**Written problem:** Go through the records line by line and work out how many lines hold the word "Свердловская". Answer with the number only.

Start Dataset excerpts

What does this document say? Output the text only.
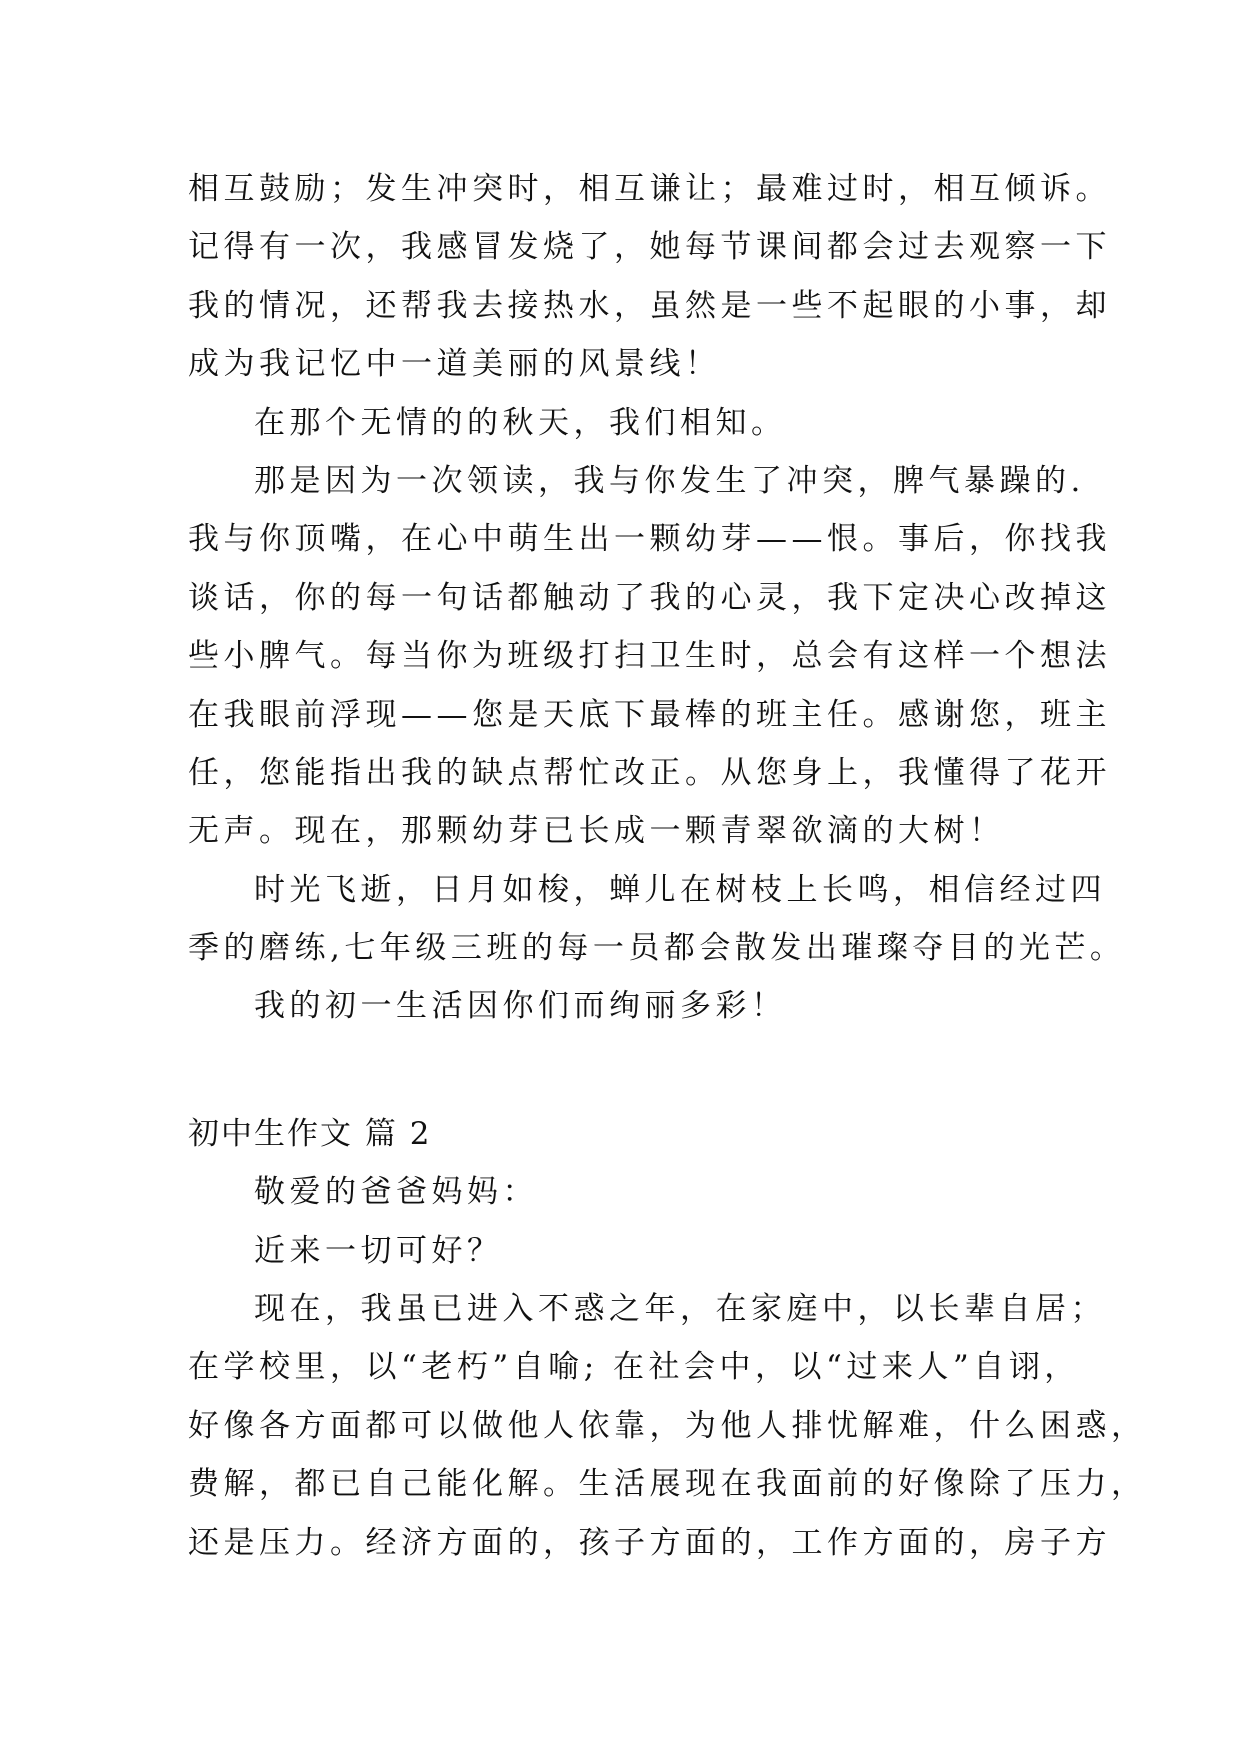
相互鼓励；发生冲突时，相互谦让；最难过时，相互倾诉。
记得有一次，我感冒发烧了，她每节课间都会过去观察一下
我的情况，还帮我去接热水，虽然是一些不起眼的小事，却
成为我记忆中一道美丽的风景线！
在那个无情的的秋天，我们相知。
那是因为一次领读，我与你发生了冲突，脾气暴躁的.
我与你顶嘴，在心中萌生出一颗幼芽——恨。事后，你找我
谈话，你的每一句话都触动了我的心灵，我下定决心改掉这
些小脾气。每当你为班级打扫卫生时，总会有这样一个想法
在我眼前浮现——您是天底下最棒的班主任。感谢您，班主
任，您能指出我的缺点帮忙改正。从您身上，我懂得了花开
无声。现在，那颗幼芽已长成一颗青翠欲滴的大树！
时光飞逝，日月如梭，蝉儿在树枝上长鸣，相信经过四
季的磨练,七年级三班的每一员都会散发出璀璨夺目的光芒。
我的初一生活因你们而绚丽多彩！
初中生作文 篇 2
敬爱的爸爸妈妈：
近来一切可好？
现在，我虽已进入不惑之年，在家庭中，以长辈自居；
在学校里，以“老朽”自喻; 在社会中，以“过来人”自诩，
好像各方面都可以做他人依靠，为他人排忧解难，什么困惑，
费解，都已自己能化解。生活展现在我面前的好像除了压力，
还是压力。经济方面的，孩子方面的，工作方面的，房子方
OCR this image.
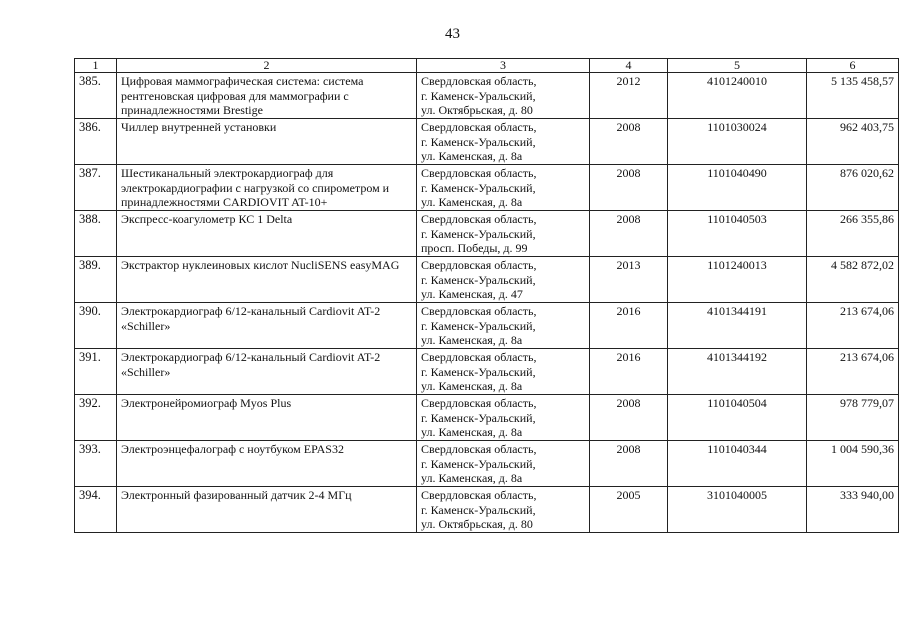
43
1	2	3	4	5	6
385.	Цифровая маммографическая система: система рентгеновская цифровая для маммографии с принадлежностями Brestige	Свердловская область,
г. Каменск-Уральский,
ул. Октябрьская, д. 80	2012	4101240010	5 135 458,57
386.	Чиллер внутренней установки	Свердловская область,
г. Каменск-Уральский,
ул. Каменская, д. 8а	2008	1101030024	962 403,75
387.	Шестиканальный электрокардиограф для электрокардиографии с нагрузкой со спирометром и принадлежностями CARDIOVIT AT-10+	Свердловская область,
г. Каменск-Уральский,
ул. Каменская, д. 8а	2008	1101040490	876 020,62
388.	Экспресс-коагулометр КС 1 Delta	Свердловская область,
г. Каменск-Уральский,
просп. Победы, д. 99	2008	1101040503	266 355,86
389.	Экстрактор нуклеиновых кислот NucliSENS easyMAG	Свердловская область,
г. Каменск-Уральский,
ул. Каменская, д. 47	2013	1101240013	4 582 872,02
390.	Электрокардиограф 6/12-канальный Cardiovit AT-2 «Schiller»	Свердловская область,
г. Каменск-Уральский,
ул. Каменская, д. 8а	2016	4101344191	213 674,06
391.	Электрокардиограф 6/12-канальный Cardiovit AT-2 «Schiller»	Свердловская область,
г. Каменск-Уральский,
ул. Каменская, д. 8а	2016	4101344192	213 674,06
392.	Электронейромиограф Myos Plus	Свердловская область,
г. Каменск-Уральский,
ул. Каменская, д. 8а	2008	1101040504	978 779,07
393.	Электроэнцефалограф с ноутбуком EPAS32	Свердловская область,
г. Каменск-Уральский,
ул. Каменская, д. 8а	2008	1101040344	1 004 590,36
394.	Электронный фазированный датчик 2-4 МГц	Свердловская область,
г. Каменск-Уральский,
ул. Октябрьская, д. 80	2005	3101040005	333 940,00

End Dataset excerpts

**Completed task:** 10